**EXERCISE DETAILS:**
Transcribe the material below exactly as it appears.

*** PROVIDED INFORMATION ***

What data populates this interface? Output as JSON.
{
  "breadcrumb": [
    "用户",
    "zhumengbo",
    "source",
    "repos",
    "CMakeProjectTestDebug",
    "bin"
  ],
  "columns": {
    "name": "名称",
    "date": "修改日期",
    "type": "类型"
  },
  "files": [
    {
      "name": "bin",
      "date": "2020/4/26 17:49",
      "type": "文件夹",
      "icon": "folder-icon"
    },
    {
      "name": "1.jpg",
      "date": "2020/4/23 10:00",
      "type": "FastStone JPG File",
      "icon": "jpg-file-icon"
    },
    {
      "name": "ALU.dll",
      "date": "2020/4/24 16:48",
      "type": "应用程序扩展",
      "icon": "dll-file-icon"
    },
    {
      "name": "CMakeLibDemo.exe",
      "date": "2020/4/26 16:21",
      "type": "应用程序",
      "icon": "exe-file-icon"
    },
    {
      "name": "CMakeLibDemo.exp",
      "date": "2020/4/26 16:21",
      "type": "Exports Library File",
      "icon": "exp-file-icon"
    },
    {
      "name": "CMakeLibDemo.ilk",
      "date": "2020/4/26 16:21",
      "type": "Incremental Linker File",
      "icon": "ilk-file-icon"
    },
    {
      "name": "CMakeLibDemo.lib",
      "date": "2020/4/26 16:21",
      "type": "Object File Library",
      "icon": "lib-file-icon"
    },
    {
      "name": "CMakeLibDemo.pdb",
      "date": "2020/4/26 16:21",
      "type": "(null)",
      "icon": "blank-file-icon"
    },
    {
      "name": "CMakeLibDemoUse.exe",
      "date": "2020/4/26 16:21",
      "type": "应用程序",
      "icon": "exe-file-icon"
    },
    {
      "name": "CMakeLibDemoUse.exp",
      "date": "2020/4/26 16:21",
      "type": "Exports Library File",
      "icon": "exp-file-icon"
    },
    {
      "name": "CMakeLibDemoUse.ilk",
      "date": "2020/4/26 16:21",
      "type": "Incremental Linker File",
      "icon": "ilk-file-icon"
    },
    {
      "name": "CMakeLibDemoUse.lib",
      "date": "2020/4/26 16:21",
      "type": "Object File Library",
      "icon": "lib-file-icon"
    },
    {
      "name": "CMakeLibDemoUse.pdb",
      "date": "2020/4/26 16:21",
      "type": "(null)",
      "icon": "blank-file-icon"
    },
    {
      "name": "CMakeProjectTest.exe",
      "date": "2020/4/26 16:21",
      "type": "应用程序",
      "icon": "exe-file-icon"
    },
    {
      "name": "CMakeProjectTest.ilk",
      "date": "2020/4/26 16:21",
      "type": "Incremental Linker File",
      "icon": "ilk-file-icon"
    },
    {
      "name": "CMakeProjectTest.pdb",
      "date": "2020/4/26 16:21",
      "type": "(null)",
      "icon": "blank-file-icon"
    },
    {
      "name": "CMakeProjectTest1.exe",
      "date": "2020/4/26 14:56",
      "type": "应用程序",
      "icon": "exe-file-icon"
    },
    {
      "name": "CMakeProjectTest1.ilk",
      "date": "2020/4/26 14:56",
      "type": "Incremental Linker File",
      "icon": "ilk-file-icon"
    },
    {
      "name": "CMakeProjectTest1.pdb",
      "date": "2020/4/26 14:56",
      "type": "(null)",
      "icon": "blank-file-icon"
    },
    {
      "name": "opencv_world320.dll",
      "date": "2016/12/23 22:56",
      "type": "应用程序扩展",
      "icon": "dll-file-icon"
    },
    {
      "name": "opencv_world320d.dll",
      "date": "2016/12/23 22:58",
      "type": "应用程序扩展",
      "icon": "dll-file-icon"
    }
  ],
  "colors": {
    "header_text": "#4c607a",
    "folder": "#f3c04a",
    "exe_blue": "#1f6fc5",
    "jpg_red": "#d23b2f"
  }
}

***

**ANSWER TO THE TASK:**
What data populates this interface? Output as JSON.
{
  "breadcrumb": [
    "用户",
    "zhumengbo",
    "source",
    "repos",
    "CMakeProjectTestDebug",
    "bin"
  ],
  "columns": {
    "name": "名称",
    "date": "修改日期",
    "type": "类型"
  },
  "files": [
    {
      "name": "bin",
      "date": "2020/4/26 17:49",
      "type": "文件夹",
      "icon": "folder-icon"
    },
    {
      "name": "1.jpg",
      "date": "2020/4/23 10:00",
      "type": "FastStone JPG File",
      "icon": "jpg-file-icon"
    },
    {
      "name": "ALU.dll",
      "date": "2020/4/24 16:48",
      "type": "应用程序扩展",
      "icon": "dll-file-icon"
    },
    {
      "name": "CMakeLibDemo.exe",
      "date": "2020/4/26 16:21",
      "type": "应用程序",
      "icon": "exe-file-icon"
    },
    {
      "name": "CMakeLibDemo.exp",
      "date": "2020/4/26 16:21",
      "type": "Exports Library File",
      "icon": "exp-file-icon"
    },
    {
      "name": "CMakeLibDemo.ilk",
      "date": "2020/4/26 16:21",
      "type": "Incremental Linker File",
      "icon": "ilk-file-icon"
    },
    {
      "name": "CMakeLibDemo.lib",
      "date": "2020/4/26 16:21",
      "type": "Object File Library",
      "icon": "lib-file-icon"
    },
    {
      "name": "CMakeLibDemo.pdb",
      "date": "2020/4/26 16:21",
      "type": "(null)",
      "icon": "blank-file-icon"
    },
    {
      "name": "CMakeLibDemoUse.exe",
      "date": "2020/4/26 16:21",
      "type": "应用程序",
      "icon": "exe-file-icon"
    },
    {
      "name": "CMakeLibDemoUse.exp",
      "date": "2020/4/26 16:21",
      "type": "Exports Library File",
      "icon": "exp-file-icon"
    },
    {
      "name": "CMakeLibDemoUse.ilk",
      "date": "2020/4/26 16:21",
      "type": "Incremental Linker File",
      "icon": "ilk-file-icon"
    },
    {
      "name": "CMakeLibDemoUse.lib",
      "date": "2020/4/26 16:21",
      "type": "Object File Library",
      "icon": "lib-file-icon"
    },
    {
      "name": "CMakeLibDemoUse.pdb",
      "date": "2020/4/26 16:21",
      "type": "(null)",
      "icon": "blank-file-icon"
    },
    {
      "name": "CMakeProjectTest.exe",
      "date": "2020/4/26 16:21",
      "type": "应用程序",
      "icon": "exe-file-icon"
    },
    {
      "name": "CMakeProjectTest.ilk",
      "date": "2020/4/26 16:21",
      "type": "Incremental Linker File",
      "icon": "ilk-file-icon"
    },
    {
      "name": "CMakeProjectTest.pdb",
      "date": "2020/4/26 16:21",
      "type": "(null)",
      "icon": "blank-file-icon"
    },
    {
      "name": "CMakeProjectTest1.exe",
      "date": "2020/4/26 14:56",
      "type": "应用程序",
      "icon": "exe-file-icon"
    },
    {
      "name": "CMakeProjectTest1.ilk",
      "date": "2020/4/26 14:56",
      "type": "Incremental Linker File",
      "icon": "ilk-file-icon"
    },
    {
      "name": "CMakeProjectTest1.pdb",
      "date": "2020/4/26 14:56",
      "type": "(null)",
      "icon": "blank-file-icon"
    },
    {
      "name": "opencv_world320.dll",
      "date": "2016/12/23 22:56",
      "type": "应用程序扩展",
      "icon": "dll-file-icon"
    },
    {
      "name": "opencv_world320d.dll",
      "date": "2016/12/23 22:58",
      "type": "应用程序扩展",
      "icon": "dll-file-icon"
    }
  ],
  "colors": {
    "header_text": "#4c607a",
    "folder": "#f3c04a",
    "exe_blue": "#1f6fc5",
    "jpg_red": "#d23b2f"
  }
}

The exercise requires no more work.